Task directions =
Scan the data for "image" and copy the lines it appears in.

------------

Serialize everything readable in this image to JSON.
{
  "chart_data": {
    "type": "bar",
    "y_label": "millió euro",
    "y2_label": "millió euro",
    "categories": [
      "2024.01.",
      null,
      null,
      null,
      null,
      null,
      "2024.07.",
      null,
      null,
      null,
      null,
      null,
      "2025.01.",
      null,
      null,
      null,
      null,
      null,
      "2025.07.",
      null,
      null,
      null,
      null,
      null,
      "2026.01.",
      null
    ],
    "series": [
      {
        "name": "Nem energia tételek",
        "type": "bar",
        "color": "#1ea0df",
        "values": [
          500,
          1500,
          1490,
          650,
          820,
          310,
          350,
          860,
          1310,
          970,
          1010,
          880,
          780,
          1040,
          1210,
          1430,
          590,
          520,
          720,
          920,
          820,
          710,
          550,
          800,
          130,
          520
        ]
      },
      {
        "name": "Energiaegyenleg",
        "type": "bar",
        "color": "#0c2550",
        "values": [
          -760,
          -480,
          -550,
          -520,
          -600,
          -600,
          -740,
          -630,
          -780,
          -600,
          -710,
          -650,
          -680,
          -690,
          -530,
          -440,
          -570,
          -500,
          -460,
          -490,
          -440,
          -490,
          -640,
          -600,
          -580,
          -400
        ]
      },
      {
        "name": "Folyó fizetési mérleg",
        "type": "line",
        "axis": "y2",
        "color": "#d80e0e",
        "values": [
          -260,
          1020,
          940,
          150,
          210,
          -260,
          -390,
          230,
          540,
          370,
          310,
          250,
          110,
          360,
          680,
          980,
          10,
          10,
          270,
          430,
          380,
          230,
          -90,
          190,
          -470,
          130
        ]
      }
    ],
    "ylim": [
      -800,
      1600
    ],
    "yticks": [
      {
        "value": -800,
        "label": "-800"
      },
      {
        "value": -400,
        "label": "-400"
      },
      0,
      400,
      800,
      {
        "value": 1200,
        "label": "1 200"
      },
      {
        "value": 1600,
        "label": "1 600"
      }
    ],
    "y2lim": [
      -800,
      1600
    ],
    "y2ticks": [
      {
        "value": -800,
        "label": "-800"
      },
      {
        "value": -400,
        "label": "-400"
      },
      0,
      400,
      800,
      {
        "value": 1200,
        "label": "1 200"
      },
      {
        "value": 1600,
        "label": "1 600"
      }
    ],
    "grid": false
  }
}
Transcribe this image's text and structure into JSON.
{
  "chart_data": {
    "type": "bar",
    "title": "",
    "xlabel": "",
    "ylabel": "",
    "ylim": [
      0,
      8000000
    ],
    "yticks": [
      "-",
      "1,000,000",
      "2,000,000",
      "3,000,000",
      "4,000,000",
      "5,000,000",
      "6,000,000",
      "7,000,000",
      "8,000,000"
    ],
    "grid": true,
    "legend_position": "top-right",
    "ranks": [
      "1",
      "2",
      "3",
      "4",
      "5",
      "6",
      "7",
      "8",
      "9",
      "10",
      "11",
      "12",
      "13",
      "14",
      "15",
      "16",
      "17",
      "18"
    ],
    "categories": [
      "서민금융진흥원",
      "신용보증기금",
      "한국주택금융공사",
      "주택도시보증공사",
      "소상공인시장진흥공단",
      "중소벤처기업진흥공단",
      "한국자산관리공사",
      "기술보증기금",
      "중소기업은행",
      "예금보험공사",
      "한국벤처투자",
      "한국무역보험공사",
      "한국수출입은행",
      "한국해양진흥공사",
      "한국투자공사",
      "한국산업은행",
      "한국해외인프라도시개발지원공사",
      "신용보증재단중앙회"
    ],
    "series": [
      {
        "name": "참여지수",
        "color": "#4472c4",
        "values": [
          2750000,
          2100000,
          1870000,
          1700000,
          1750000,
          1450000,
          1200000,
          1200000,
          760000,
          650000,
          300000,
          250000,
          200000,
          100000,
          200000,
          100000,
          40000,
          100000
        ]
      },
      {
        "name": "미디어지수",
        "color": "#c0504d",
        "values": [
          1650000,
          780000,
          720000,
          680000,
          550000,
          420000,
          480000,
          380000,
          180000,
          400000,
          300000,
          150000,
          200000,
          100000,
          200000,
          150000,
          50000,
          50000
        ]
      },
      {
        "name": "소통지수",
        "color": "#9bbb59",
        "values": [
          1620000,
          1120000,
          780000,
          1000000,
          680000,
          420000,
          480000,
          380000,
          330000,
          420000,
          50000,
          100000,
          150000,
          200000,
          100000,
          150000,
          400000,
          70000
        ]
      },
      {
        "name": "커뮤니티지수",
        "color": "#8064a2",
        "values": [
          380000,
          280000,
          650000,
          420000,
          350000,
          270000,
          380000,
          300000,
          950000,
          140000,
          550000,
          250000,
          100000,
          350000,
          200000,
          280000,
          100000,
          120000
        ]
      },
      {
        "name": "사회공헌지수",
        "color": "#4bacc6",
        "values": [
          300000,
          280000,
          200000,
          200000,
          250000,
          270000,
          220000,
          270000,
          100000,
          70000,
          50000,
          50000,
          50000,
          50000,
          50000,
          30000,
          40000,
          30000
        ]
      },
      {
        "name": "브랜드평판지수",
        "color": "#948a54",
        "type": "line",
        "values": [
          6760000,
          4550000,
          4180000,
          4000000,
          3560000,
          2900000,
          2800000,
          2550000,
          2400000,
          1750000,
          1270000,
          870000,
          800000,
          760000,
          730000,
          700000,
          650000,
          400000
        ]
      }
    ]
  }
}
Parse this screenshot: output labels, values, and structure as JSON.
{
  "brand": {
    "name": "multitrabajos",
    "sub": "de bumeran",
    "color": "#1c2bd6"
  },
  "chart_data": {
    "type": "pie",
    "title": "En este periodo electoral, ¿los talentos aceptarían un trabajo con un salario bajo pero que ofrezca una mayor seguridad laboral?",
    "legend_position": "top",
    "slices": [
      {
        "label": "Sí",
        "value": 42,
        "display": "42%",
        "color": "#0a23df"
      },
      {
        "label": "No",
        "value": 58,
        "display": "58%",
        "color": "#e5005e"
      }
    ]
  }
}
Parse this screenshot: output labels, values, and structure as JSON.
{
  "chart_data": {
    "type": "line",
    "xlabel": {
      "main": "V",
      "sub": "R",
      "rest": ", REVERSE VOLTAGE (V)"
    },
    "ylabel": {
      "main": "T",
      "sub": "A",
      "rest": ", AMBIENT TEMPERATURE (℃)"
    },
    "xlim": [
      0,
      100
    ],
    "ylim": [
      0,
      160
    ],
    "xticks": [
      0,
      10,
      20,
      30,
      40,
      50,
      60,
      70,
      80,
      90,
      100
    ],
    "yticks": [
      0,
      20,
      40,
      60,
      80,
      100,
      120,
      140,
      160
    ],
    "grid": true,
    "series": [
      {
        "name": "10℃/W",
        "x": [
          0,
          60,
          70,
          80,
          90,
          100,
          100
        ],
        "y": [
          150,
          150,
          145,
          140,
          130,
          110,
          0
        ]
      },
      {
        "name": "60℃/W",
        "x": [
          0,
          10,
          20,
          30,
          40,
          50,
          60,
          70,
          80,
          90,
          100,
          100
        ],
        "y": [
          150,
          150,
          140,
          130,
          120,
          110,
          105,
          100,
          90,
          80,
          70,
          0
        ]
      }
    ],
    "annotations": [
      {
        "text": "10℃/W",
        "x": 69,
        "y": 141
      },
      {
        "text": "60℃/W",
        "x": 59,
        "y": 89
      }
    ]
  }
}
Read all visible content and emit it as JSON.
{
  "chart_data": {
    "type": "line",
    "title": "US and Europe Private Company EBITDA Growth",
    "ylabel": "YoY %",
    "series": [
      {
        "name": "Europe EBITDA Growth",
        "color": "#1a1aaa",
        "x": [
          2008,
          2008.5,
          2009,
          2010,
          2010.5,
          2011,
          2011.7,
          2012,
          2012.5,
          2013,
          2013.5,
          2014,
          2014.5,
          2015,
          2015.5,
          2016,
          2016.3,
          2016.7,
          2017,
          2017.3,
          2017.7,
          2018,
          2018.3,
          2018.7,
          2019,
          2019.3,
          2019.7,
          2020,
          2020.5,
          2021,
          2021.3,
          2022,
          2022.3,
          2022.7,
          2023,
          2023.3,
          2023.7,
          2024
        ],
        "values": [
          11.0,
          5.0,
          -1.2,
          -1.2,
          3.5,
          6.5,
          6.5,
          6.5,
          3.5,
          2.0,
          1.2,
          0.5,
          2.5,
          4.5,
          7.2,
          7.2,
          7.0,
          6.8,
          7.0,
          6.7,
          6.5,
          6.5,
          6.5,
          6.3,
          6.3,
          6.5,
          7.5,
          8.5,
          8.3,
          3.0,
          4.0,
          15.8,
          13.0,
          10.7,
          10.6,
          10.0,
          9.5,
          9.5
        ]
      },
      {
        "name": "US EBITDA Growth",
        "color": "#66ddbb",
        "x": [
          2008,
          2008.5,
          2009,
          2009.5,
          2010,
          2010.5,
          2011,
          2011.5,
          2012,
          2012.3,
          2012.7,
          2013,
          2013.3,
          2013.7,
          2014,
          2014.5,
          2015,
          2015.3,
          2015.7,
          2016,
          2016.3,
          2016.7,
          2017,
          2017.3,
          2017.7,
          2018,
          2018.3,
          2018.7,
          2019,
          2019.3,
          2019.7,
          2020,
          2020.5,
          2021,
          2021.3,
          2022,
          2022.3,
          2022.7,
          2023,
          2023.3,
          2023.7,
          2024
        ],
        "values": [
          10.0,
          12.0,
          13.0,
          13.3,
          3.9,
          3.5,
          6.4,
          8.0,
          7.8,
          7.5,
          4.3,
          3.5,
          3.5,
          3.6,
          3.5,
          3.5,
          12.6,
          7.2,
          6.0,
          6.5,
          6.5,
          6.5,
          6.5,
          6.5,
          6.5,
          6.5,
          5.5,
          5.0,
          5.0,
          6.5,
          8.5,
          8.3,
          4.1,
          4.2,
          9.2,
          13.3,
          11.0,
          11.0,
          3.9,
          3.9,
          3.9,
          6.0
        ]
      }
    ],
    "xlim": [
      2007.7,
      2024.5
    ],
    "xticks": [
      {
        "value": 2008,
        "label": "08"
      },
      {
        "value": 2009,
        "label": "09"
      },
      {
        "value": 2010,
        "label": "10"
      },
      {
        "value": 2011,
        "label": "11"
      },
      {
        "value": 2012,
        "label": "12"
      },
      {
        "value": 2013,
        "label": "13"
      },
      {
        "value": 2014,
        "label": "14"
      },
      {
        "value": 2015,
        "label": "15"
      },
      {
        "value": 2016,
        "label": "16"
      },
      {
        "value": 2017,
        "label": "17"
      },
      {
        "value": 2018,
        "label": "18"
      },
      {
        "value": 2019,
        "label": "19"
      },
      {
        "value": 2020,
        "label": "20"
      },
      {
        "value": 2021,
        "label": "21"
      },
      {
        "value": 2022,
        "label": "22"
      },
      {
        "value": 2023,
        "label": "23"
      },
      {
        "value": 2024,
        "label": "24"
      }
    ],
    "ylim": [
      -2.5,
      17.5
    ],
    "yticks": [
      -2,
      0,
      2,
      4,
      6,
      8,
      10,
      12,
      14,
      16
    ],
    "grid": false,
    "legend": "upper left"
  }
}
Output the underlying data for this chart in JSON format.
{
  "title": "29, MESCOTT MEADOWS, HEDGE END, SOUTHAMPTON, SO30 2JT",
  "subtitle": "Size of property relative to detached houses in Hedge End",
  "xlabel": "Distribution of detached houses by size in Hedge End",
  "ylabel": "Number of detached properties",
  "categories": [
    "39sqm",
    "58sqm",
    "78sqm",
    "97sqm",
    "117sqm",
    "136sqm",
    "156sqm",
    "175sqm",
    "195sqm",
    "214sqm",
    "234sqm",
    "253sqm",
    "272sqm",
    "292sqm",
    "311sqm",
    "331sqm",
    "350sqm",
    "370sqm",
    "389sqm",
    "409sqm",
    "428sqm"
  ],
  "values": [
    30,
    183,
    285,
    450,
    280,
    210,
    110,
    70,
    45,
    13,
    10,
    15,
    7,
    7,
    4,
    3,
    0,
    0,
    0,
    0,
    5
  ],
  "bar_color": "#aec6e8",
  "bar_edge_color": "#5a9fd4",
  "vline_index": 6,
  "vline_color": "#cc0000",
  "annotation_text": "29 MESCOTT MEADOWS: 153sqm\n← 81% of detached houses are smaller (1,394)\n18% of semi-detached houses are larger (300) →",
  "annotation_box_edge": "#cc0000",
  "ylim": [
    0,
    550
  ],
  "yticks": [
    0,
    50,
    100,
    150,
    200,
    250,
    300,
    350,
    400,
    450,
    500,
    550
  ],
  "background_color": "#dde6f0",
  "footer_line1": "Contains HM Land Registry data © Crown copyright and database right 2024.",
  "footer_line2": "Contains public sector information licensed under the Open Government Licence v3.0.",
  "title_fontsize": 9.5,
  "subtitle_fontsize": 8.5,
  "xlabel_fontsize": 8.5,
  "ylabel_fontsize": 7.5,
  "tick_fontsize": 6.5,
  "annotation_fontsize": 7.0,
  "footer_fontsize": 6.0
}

------------

Solution for this problem =
Serialize everything readable in this image to JSON.
Transcribe this image's text and structure into JSON.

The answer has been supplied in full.